** MATERIALS PROVIDED follows **

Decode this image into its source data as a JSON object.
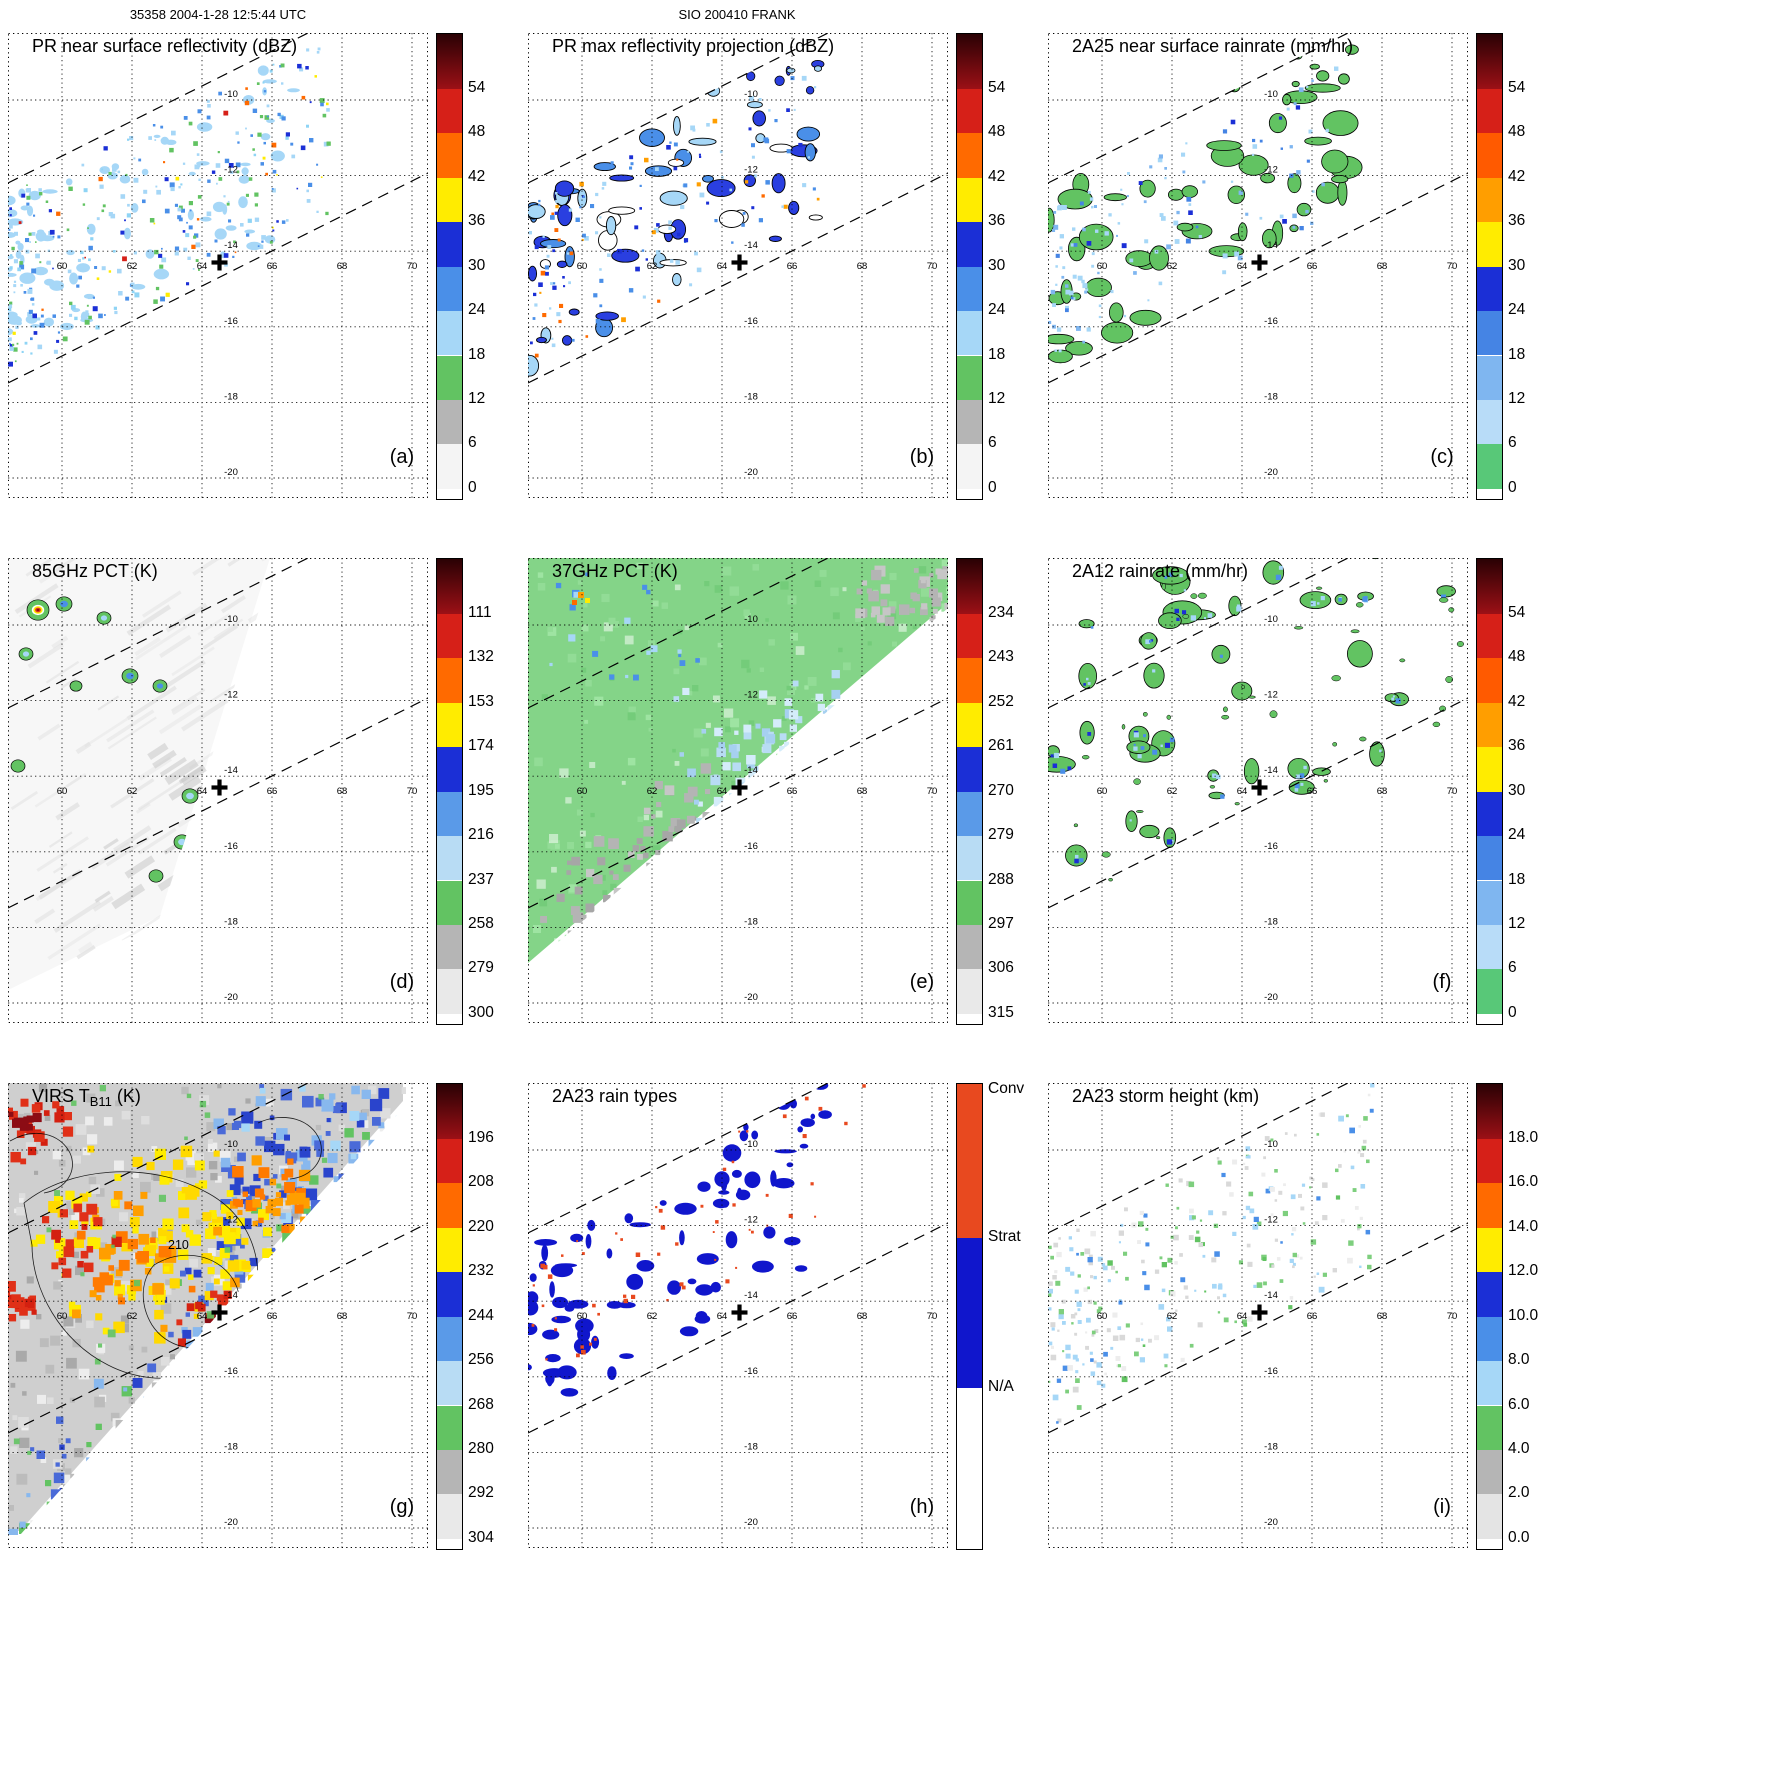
{
  "header": {
    "left_title": "35358 2004-1-28 12:5:44 UTC",
    "center_title": "SIO 200410 FRANK"
  },
  "axes": {
    "lon_ticks": [
      60,
      62,
      64,
      66,
      68,
      70
    ],
    "lat_ticks": [
      -10,
      -12,
      -14,
      -16,
      -18,
      -20
    ],
    "cross": {
      "lon": 64.5,
      "lat": -14.3
    }
  },
  "colorbar_scales": {
    "dbz": {
      "ticks": [
        "54",
        "48",
        "42",
        "36",
        "30",
        "24",
        "18",
        "12",
        "6",
        "0"
      ],
      "top_gradient": [
        "#2a0104",
        "#9c1016"
      ],
      "band_colors": [
        "#d62018",
        "#ff6a00",
        "#ffec00",
        "#1b2fd6",
        "#4a8fe8",
        "#a6d7f7",
        "#62c362",
        "#b5b5b5",
        "#f4f4f4"
      ],
      "bottom_color": "#ffffff"
    },
    "rainrate": {
      "ticks": [
        "54",
        "48",
        "42",
        "36",
        "30",
        "24",
        "18",
        "12",
        "6",
        "0"
      ],
      "top_gradient": [
        "#2a0104",
        "#9c1016"
      ],
      "band_colors": [
        "#d62018",
        "#ff5a00",
        "#ff9e00",
        "#ffec00",
        "#1b2fd6",
        "#4584e4",
        "#7fb6f0",
        "#b8dcf8",
        "#58c878"
      ],
      "bottom_color": "#ffffff"
    },
    "pct85": {
      "ticks": [
        "111",
        "132",
        "153",
        "174",
        "195",
        "216",
        "237",
        "258",
        "279",
        "300"
      ],
      "top_gradient": [
        "#2a0104",
        "#9c1016"
      ],
      "band_colors": [
        "#d62018",
        "#ff6a00",
        "#ffec00",
        "#1b2fd6",
        "#5a9ae8",
        "#b8dcf4",
        "#62c362",
        "#b5b5b5",
        "#e9e9e9"
      ],
      "bottom_color": "#ffffff"
    },
    "pct37": {
      "ticks": [
        "234",
        "243",
        "252",
        "261",
        "270",
        "279",
        "288",
        "297",
        "306",
        "315"
      ],
      "top_gradient": [
        "#2a0104",
        "#9c1016"
      ],
      "band_colors": [
        "#d62018",
        "#ff6a00",
        "#ffec00",
        "#1b2fd6",
        "#5a9ae8",
        "#b8dcf4",
        "#62c362",
        "#b5b5b5",
        "#e9e9e9"
      ],
      "bottom_color": "#ffffff"
    },
    "virs": {
      "ticks": [
        "196",
        "208",
        "220",
        "232",
        "244",
        "256",
        "268",
        "280",
        "292",
        "304"
      ],
      "top_gradient": [
        "#2a0104",
        "#9c1016"
      ],
      "band_colors": [
        "#d62018",
        "#ff6a00",
        "#ffec00",
        "#1b2fd6",
        "#5a9ae8",
        "#b8dcf4",
        "#62c362",
        "#b5b5b5",
        "#e9e9e9"
      ],
      "bottom_color": "#ffffff"
    },
    "storm_height": {
      "ticks": [
        "18.0",
        "16.0",
        "14.0",
        "12.0",
        "10.0",
        "8.0",
        "6.0",
        "4.0",
        "2.0",
        "0.0"
      ],
      "top_gradient": [
        "#2a0104",
        "#9c1016"
      ],
      "band_colors": [
        "#d62018",
        "#ff6a00",
        "#ffec00",
        "#1b2fd6",
        "#4a8fe8",
        "#a6d7f7",
        "#62c362",
        "#b5b5b5",
        "#e4e4e4"
      ],
      "bottom_color": "#ffffff"
    },
    "rain_types": {
      "labels": [
        "Conv",
        "Strat",
        "N/A"
      ],
      "colors": [
        "#e8491f",
        "#1016cc",
        "#ffffff"
      ],
      "boundaries": [
        0.331,
        0.654
      ]
    }
  },
  "panels": [
    {
      "key": "a",
      "letter": "(a)",
      "title": "PR near surface reflectivity (dBZ)",
      "scale": "dbz",
      "style": "pr_ns"
    },
    {
      "key": "b",
      "letter": "(b)",
      "title": "PR max reflectivity projection (dBZ)",
      "scale": "dbz",
      "style": "pr_max"
    },
    {
      "key": "c",
      "letter": "(c)",
      "title": "2A25 near surface rainrate (mm/hr)",
      "scale": "rainrate",
      "style": "rr_a25"
    },
    {
      "key": "d",
      "letter": "(d)",
      "title": "85GHz PCT (K)",
      "scale": "pct85",
      "style": "pct85"
    },
    {
      "key": "e",
      "letter": "(e)",
      "title": "37GHz PCT (K)",
      "scale": "pct37",
      "style": "pct37"
    },
    {
      "key": "f",
      "letter": "(f)",
      "title": "2A12 rainrate (mm/hr)",
      "scale": "rainrate",
      "style": "rr_a12"
    },
    {
      "key": "g",
      "letter": "(g)",
      "title_pre": "VIRS T",
      "title_sub": "B11",
      "title_post": " (K)",
      "scale": "virs",
      "style": "virs",
      "contour_label": "210"
    },
    {
      "key": "h",
      "letter": "(h)",
      "title": "2A23 rain types",
      "scale": "rain_types",
      "style": "raintype"
    },
    {
      "key": "i",
      "letter": "(i)",
      "title": "2A23 storm height (km)",
      "scale": "storm_height",
      "style": "storm_height"
    }
  ],
  "chart_data": [
    {
      "panel": "(a)",
      "type": "heatmap",
      "title": "PR near surface reflectivity (dBZ)",
      "units": "dBZ",
      "colorbar_ticks": [
        54,
        48,
        42,
        36,
        30,
        24,
        18,
        12,
        6,
        0
      ],
      "lon_ticks": [
        60,
        62,
        64,
        66,
        68,
        70
      ],
      "lat_ticks": [
        -10,
        -12,
        -14,
        -16,
        -18,
        -20
      ],
      "marker": {
        "lon": 64.5,
        "lat": -14.3
      },
      "content": "Scattered 18-40 dBZ echoes inside the narrow NE-SW TRMM PR swath (dashed edges) in the upper-left of the map"
    },
    {
      "panel": "(b)",
      "type": "heatmap",
      "title": "PR max reflectivity projection (dBZ)",
      "units": "dBZ",
      "colorbar_ticks": [
        54,
        48,
        42,
        36,
        30,
        24,
        18,
        12,
        6,
        0
      ],
      "content": "Same PR swath with stronger black-outlined 24-45 dBZ cells and a few orange (>42 dBZ) cores"
    },
    {
      "panel": "(c)",
      "type": "heatmap",
      "title": "2A25 near surface rainrate (mm/hr)",
      "units": "mm/hr",
      "colorbar_ticks": [
        54,
        48,
        42,
        36,
        30,
        24,
        18,
        12,
        6,
        0
      ],
      "content": "Black-outlined rain regions, mostly light rain (<6 mm/hr, green) with embedded 6-24 mm/hr blue pixels, along the PR swath"
    },
    {
      "panel": "(d)",
      "type": "heatmap",
      "title": "85GHz PCT (K)",
      "units": "K",
      "colorbar_ticks": [
        111,
        132,
        153,
        174,
        195,
        216,
        237,
        258,
        279,
        300
      ],
      "content": "Mostly warm near-300 K (white/gray) TMI field; a few small cold green-contoured spots (some <216 K blue, one <153 K red/orange) in the upper-left swath"
    },
    {
      "panel": "(e)",
      "type": "heatmap",
      "title": "37GHz PCT (K)",
      "units": "K",
      "colorbar_ticks": [
        234,
        243,
        252,
        261,
        270,
        279,
        288,
        297,
        306,
        315
      ],
      "content": "Broad ~288 K green field; 252-279 K light/dark blue depression near 63-66E 12-15S; >297 K gray patches at the swath edges"
    },
    {
      "panel": "(f)",
      "type": "heatmap",
      "title": "2A12 rainrate (mm/hr)",
      "units": "mm/hr",
      "colorbar_ticks": [
        54,
        48,
        42,
        36,
        30,
        24,
        18,
        12,
        6,
        0
      ],
      "content": "Widespread light TMI rain (green, <6 mm/hr) blobs with embedded 6-24 mm/hr blue cores across the wide TMI swath"
    },
    {
      "panel": "(g)",
      "type": "heatmap",
      "title": "VIRS TB11 (K)",
      "units": "K",
      "colorbar_ticks": [
        196,
        208,
        220,
        232,
        244,
        256,
        268,
        280,
        292,
        304
      ],
      "contour_label": "210",
      "content": "Cold IR cloud shield: <220 K orange/red canopy with ~210 K contour labelled near 62E 13S and dark-red <208 K cores; blue 244-256 K cloud bands and warm gray clear sky elsewhere"
    },
    {
      "panel": "(h)",
      "type": "categorical_map",
      "title": "2A23 rain types",
      "categories": [
        "Conv",
        "Strat",
        "N/A"
      ],
      "content": "Mostly stratiform (blue) rain areas with scattered convective (red-orange) pixels along the PR swath"
    },
    {
      "panel": "(i)",
      "type": "heatmap",
      "title": "2A23 storm height (km)",
      "units": "km",
      "colorbar_ticks": [
        18.0,
        16.0,
        14.0,
        12.0,
        10.0,
        8.0,
        6.0,
        4.0,
        2.0,
        0.0
      ],
      "content": "Storm heights mostly 2-10 km (gray / green / light-blue speckle) along the PR swath"
    }
  ]
}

** End of MATERIALS PROVIDED **

WHAT YOU WILL DO: Using the material above, report each line where "outlined" occurs.

ANSWER SECTION:
      "content": "Same PR swath with stronger black-outlined 24-45 dBZ cells and a few orange (>42 dBZ) cores"
      "content": "Black-outlined rain regions, mostly light rain (<6 mm/hr, green) with embedded 6-24 mm/hr blue pixels, along the PR swath"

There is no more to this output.